■ Exercise data ■
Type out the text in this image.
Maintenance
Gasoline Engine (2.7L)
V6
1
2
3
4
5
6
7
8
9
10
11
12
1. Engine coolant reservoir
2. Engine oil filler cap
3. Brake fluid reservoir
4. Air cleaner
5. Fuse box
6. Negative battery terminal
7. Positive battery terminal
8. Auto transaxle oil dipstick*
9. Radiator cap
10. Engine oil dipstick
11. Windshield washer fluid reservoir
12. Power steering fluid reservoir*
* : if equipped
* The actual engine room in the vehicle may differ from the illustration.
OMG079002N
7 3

■ Written exercise ■
From the entries, copy out each line containing the word "battery".

■ Solution for this problem ■
6. Negative battery terminal
7. Positive battery terminal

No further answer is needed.